Start of EXERCISE INPUTS

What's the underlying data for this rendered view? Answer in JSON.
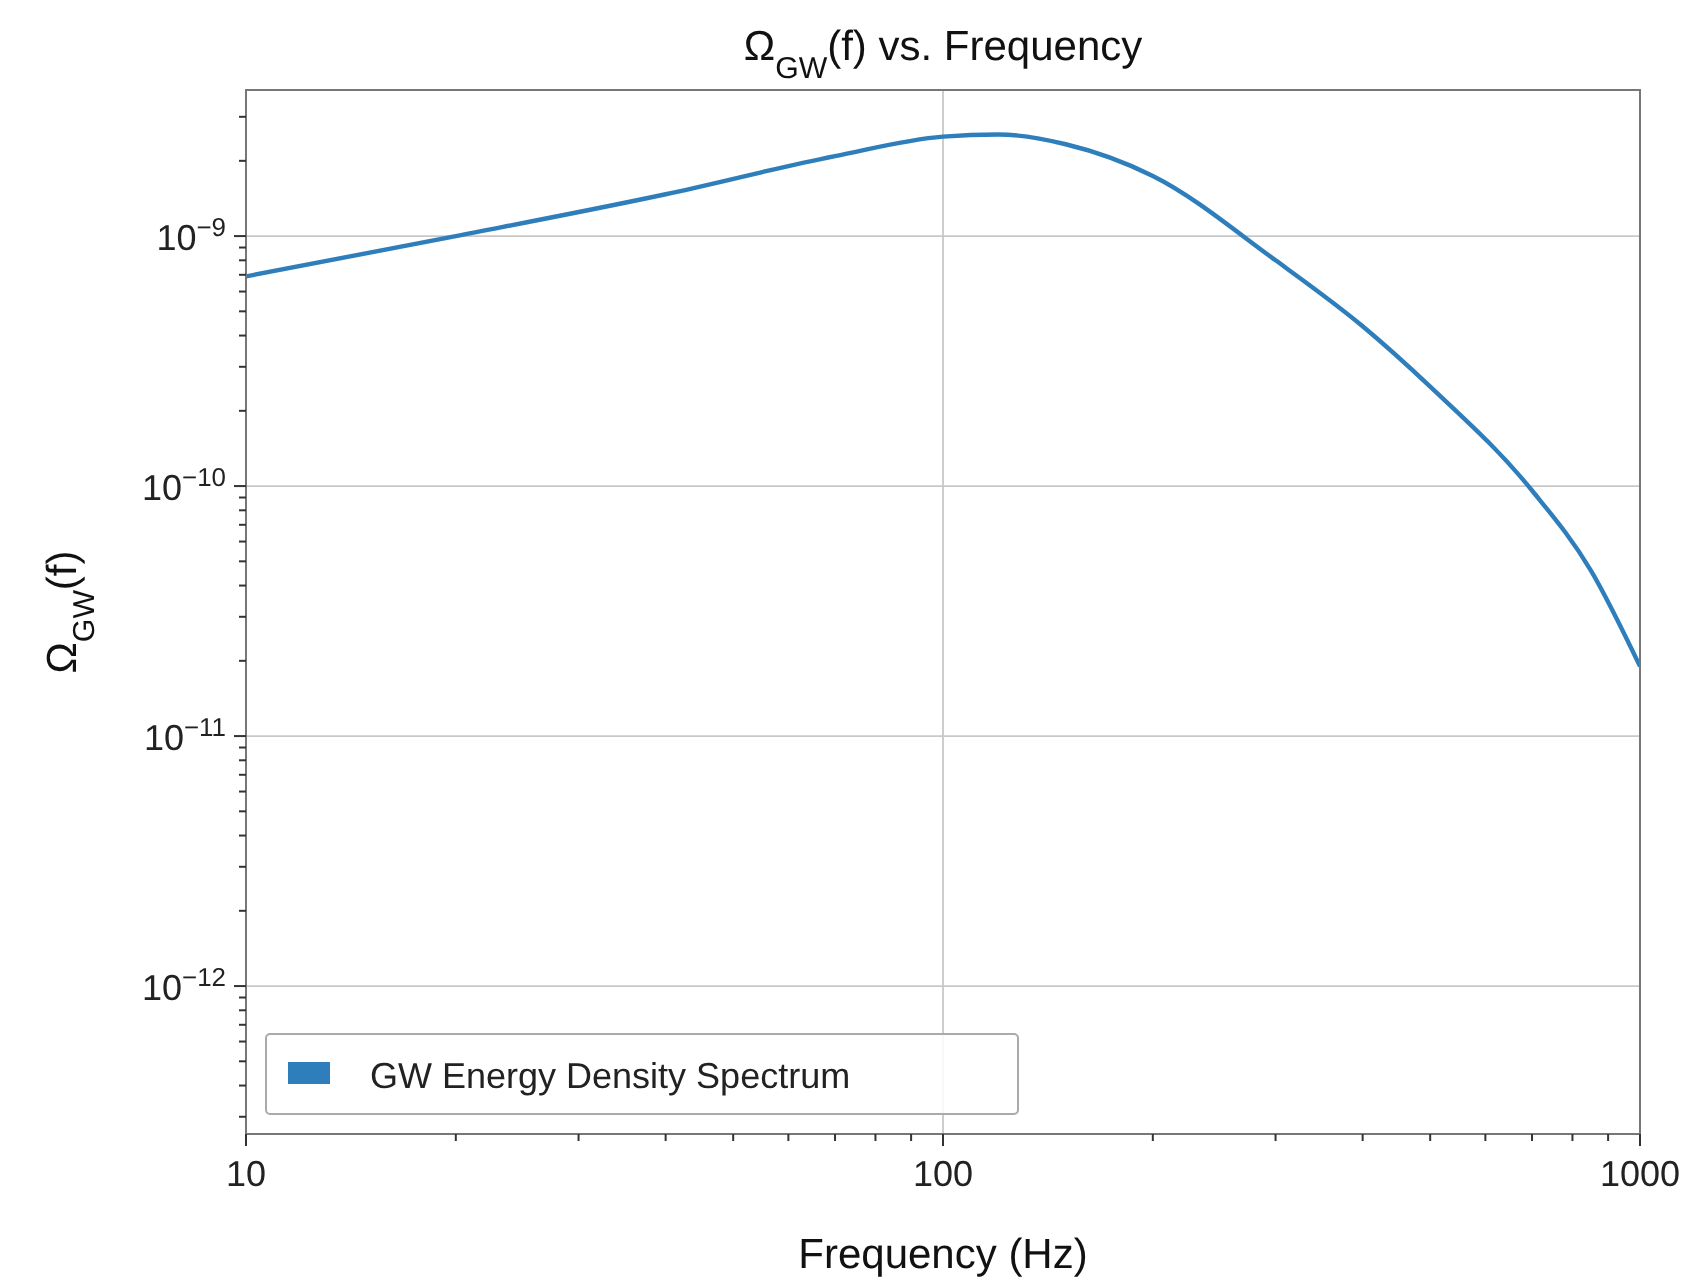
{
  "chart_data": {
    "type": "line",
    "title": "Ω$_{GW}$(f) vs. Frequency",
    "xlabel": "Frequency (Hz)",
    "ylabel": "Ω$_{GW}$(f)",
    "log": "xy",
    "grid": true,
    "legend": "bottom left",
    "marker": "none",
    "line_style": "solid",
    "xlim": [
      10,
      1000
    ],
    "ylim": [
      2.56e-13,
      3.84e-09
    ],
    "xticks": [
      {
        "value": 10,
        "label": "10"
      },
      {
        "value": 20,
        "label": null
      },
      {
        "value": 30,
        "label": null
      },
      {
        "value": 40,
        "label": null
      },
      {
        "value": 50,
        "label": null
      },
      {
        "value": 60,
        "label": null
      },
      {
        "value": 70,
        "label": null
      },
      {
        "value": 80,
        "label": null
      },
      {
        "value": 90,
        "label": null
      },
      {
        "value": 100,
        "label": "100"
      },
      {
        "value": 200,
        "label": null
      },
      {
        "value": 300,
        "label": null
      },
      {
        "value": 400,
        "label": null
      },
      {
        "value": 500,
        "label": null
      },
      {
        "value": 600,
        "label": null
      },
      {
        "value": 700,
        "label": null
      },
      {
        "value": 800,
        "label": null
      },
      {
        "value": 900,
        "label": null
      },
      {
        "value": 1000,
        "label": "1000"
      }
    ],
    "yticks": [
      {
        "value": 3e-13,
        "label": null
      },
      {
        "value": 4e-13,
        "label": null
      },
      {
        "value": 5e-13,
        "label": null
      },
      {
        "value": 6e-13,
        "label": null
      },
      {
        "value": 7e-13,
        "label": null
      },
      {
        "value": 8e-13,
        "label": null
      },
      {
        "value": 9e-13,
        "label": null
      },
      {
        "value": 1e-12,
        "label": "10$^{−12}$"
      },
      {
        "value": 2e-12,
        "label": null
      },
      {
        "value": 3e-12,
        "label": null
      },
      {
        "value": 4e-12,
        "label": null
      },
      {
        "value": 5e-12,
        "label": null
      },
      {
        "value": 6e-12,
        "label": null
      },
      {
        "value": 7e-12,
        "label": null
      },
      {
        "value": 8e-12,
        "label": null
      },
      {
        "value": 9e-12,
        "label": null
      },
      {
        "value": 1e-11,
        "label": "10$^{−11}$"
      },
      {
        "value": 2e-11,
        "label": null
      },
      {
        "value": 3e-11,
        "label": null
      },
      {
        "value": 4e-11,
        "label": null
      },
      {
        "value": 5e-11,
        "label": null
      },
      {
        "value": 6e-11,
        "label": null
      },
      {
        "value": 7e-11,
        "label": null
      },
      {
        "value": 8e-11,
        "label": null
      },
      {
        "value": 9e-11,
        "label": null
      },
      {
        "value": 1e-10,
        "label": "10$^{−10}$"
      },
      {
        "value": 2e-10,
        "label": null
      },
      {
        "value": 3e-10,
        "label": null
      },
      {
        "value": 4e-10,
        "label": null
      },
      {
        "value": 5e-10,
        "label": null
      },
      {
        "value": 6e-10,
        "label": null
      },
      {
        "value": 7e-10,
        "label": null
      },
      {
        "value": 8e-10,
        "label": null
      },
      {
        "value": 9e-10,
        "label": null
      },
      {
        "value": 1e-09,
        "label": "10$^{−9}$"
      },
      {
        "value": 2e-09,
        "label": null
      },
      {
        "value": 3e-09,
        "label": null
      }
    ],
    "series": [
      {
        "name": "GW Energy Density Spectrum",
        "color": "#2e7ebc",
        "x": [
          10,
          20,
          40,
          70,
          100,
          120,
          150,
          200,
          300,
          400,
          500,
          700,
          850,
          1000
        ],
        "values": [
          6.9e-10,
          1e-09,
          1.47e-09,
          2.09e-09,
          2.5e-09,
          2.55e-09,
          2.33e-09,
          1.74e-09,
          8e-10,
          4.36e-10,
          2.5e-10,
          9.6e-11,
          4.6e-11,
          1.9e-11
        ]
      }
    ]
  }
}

End of EXERCISE INPUTS

#### [THE REQUEST]
Read the data above. Pull out each line in which the string "Frequency" appears.

#### [WRITTEN SOLUTION]
    "title": "Ω$_{GW}$(f) vs. Frequency",
    "xlabel": "Frequency (Hz)",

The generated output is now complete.